◆ WORK INSTRUCTIONS
Return all lines in the material below that contain "EURUSD".

"""

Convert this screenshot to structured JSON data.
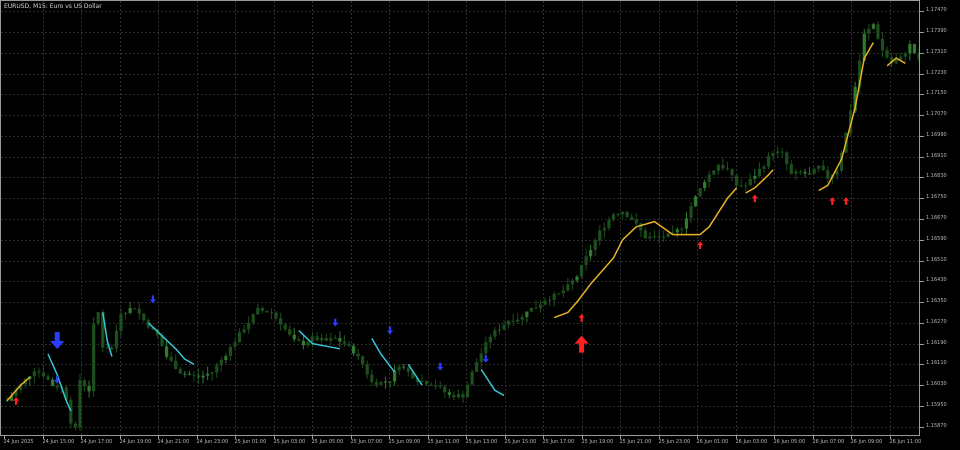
{
  "window": {
    "title": "EURUSD, M15:  Euro vs US Dollar"
  },
  "colors": {
    "background": "#000000",
    "grid": "#2e2e2e",
    "candle": "#1d4f1d",
    "candle_bright": "#2f7a2f",
    "trend_down": "#35c6d6",
    "trend_up": "#e8b227",
    "arrow_buy": "#ff2020",
    "arrow_sell": "#2a3cff",
    "axis_text": "#b8b8b8"
  },
  "price_axis": {
    "labels": [
      "1.17470",
      "1.17390",
      "1.17310",
      "1.17230",
      "1.17150",
      "1.17070",
      "1.16990",
      "1.16910",
      "1.16830",
      "1.16750",
      "1.16670",
      "1.16590",
      "1.16510",
      "1.16430",
      "1.16350",
      "1.16270",
      "1.16190",
      "1.16110",
      "1.16030",
      "1.15950",
      "1.15870"
    ]
  },
  "time_axis": {
    "labels": [
      "24 Jun 2025",
      "24 Jun 15:00",
      "24 Jun 17:00",
      "24 Jun 19:00",
      "24 Jun 21:00",
      "24 Jun 23:00",
      "25 Jun 01:00",
      "25 Jun 03:00",
      "25 Jun 05:00",
      "25 Jun 07:00",
      "25 Jun 09:00",
      "25 Jun 11:00",
      "25 Jun 13:00",
      "25 Jun 15:00",
      "25 Jun 17:00",
      "25 Jun 19:00",
      "25 Jun 21:00",
      "25 Jun 23:00",
      "26 Jun 01:00",
      "26 Jun 03:00",
      "26 Jun 05:00",
      "26 Jun 07:00",
      "26 Jun 09:00",
      "26 Jun 11:00"
    ]
  },
  "chart_data": {
    "type": "line",
    "symbol": "EURUSD",
    "timeframe": "M15",
    "ylim": [
      1.1583,
      1.1751
    ],
    "grid": true,
    "y_ticks": [
      1.1747,
      1.1739,
      1.1731,
      1.1723,
      1.1715,
      1.1707,
      1.1699,
      1.1691,
      1.1683,
      1.1675,
      1.1667,
      1.1659,
      1.1651,
      1.1643,
      1.1635,
      1.1627,
      1.1619,
      1.1611,
      1.1603,
      1.1595,
      1.1587
    ],
    "price_path": [
      [
        0,
        1.1597
      ],
      [
        3,
        1.1603
      ],
      [
        6,
        1.1609
      ],
      [
        8,
        1.1607
      ],
      [
        10,
        1.1603
      ],
      [
        12,
        1.1602
      ],
      [
        13,
        1.1598
      ],
      [
        14,
        1.1589
      ],
      [
        15,
        1.1586
      ],
      [
        16,
        1.1605
      ],
      [
        18,
        1.1601
      ],
      [
        19,
        1.1626
      ],
      [
        20,
        1.1631
      ],
      [
        21,
        1.1618
      ],
      [
        23,
        1.1617
      ],
      [
        25,
        1.1631
      ],
      [
        28,
        1.1633
      ],
      [
        30,
        1.1628
      ],
      [
        33,
        1.1622
      ],
      [
        35,
        1.1614
      ],
      [
        38,
        1.1608
      ],
      [
        42,
        1.1606
      ],
      [
        45,
        1.1608
      ],
      [
        48,
        1.1615
      ],
      [
        52,
        1.1625
      ],
      [
        55,
        1.1632
      ],
      [
        58,
        1.1631
      ],
      [
        60,
        1.1627
      ],
      [
        62,
        1.1622
      ],
      [
        63,
        1.162
      ],
      [
        65,
        1.1619
      ],
      [
        67,
        1.1621
      ],
      [
        70,
        1.162
      ],
      [
        72,
        1.1621
      ],
      [
        74,
        1.1619
      ],
      [
        76,
        1.1616
      ],
      [
        78,
        1.1611
      ],
      [
        80,
        1.1604
      ],
      [
        82,
        1.1604
      ],
      [
        84,
        1.1605
      ],
      [
        86,
        1.1611
      ],
      [
        88,
        1.1608
      ],
      [
        90,
        1.1605
      ],
      [
        94,
        1.1603
      ],
      [
        97,
        1.1599
      ],
      [
        100,
        1.1599
      ],
      [
        103,
        1.1612
      ],
      [
        106,
        1.1622
      ],
      [
        110,
        1.1628
      ],
      [
        113,
        1.1629
      ],
      [
        114,
        1.1632
      ],
      [
        116,
        1.1633
      ],
      [
        118,
        1.1636
      ],
      [
        121,
        1.1638
      ],
      [
        123,
        1.1641
      ],
      [
        125,
        1.1645
      ],
      [
        127,
        1.1652
      ],
      [
        130,
        1.1662
      ],
      [
        133,
        1.1669
      ],
      [
        135,
        1.167
      ],
      [
        137,
        1.1667
      ],
      [
        140,
        1.166
      ],
      [
        143,
        1.166
      ],
      [
        146,
        1.1661
      ],
      [
        148,
        1.1664
      ],
      [
        150,
        1.1672
      ],
      [
        153,
        1.1682
      ],
      [
        156,
        1.1688
      ],
      [
        158,
        1.1686
      ],
      [
        160,
        1.168
      ],
      [
        162,
        1.168
      ],
      [
        164,
        1.1684
      ],
      [
        166,
        1.1688
      ],
      [
        168,
        1.1693
      ],
      [
        170,
        1.1692
      ],
      [
        172,
        1.1684
      ],
      [
        174,
        1.1685
      ],
      [
        176,
        1.1684
      ],
      [
        178,
        1.1687
      ],
      [
        180,
        1.1683
      ],
      [
        182,
        1.1686
      ],
      [
        184,
        1.17
      ],
      [
        186,
        1.1718
      ],
      [
        188,
        1.1738
      ],
      [
        190,
        1.1742
      ],
      [
        192,
        1.1732
      ],
      [
        194,
        1.1727
      ],
      [
        196,
        1.1729
      ],
      [
        198,
        1.1734
      ],
      [
        200,
        1.1728
      ]
    ],
    "trend_segments": [
      {
        "color": "down",
        "points": [
          [
            9,
            1.1615
          ],
          [
            11,
            1.1607
          ],
          [
            13,
            1.1597
          ],
          [
            14,
            1.1593
          ]
        ]
      },
      {
        "color": "down",
        "points": [
          [
            21,
            1.1631
          ],
          [
            22,
            1.162
          ],
          [
            23,
            1.1614
          ]
        ]
      },
      {
        "color": "down",
        "points": [
          [
            31,
            1.1627
          ],
          [
            34,
            1.1622
          ],
          [
            37,
            1.1617
          ],
          [
            39,
            1.1613
          ],
          [
            41,
            1.1611
          ]
        ]
      },
      {
        "color": "down",
        "points": [
          [
            64,
            1.1624
          ],
          [
            67,
            1.1619
          ],
          [
            70,
            1.1618
          ],
          [
            73,
            1.1617
          ]
        ]
      },
      {
        "color": "down",
        "points": [
          [
            80,
            1.1621
          ],
          [
            82,
            1.1615
          ],
          [
            85,
            1.1608
          ]
        ]
      },
      {
        "color": "down",
        "points": [
          [
            88,
            1.1611
          ],
          [
            91,
            1.1603
          ]
        ]
      },
      {
        "color": "down",
        "points": [
          [
            104,
            1.1609
          ],
          [
            107,
            1.1601
          ],
          [
            109,
            1.1599
          ]
        ]
      },
      {
        "color": "up",
        "points": [
          [
            0,
            1.1597
          ],
          [
            3,
            1.1603
          ],
          [
            5,
            1.1606
          ]
        ]
      },
      {
        "color": "up",
        "points": [
          [
            120,
            1.1629
          ],
          [
            123,
            1.1631
          ],
          [
            125,
            1.1635
          ],
          [
            128,
            1.1642
          ],
          [
            133,
            1.1652
          ],
          [
            135,
            1.1659
          ],
          [
            138,
            1.1664
          ],
          [
            142,
            1.1666
          ],
          [
            146,
            1.1661
          ],
          [
            152,
            1.1661
          ],
          [
            154,
            1.1664
          ],
          [
            158,
            1.1675
          ],
          [
            160,
            1.1679
          ]
        ]
      },
      {
        "color": "up",
        "points": [
          [
            162,
            1.1677
          ],
          [
            164,
            1.1679
          ],
          [
            167,
            1.1684
          ],
          [
            168,
            1.1686
          ]
        ]
      },
      {
        "color": "up",
        "points": [
          [
            178,
            1.1678
          ],
          [
            180,
            1.168
          ],
          [
            183,
            1.169
          ],
          [
            186,
            1.171
          ],
          [
            188,
            1.1729
          ],
          [
            190,
            1.1735
          ]
        ]
      },
      {
        "color": "up",
        "points": [
          [
            193,
            1.1726
          ],
          [
            195,
            1.1729
          ],
          [
            197,
            1.1727
          ]
        ]
      }
    ],
    "arrows": [
      {
        "type": "buy",
        "size": "small",
        "x": 2,
        "y": 1.1597
      },
      {
        "type": "sell",
        "size": "big",
        "x": 11,
        "y": 1.162
      },
      {
        "type": "sell",
        "size": "small",
        "x": 11,
        "y": 1.1605
      },
      {
        "type": "sell",
        "size": "small",
        "x": 32,
        "y": 1.1636
      },
      {
        "type": "sell",
        "size": "small",
        "x": 72,
        "y": 1.1627
      },
      {
        "type": "sell",
        "size": "small",
        "x": 84,
        "y": 1.1624
      },
      {
        "type": "sell",
        "size": "small",
        "x": 95,
        "y": 1.161
      },
      {
        "type": "sell",
        "size": "small",
        "x": 105,
        "y": 1.1613
      },
      {
        "type": "buy",
        "size": "small",
        "x": 126,
        "y": 1.1629
      },
      {
        "type": "buy",
        "size": "big",
        "x": 126,
        "y": 1.1619
      },
      {
        "type": "buy",
        "size": "small",
        "x": 152,
        "y": 1.1657
      },
      {
        "type": "buy",
        "size": "small",
        "x": 164,
        "y": 1.1675
      },
      {
        "type": "buy",
        "size": "small",
        "x": 181,
        "y": 1.1674
      },
      {
        "type": "buy",
        "size": "small",
        "x": 184,
        "y": 1.1674
      }
    ]
  }
}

"""

◆ ANSWER TO THE PROBLEM
    "title": "EURUSD, M15:  Euro vs US Dollar"
    "symbol": "EURUSD",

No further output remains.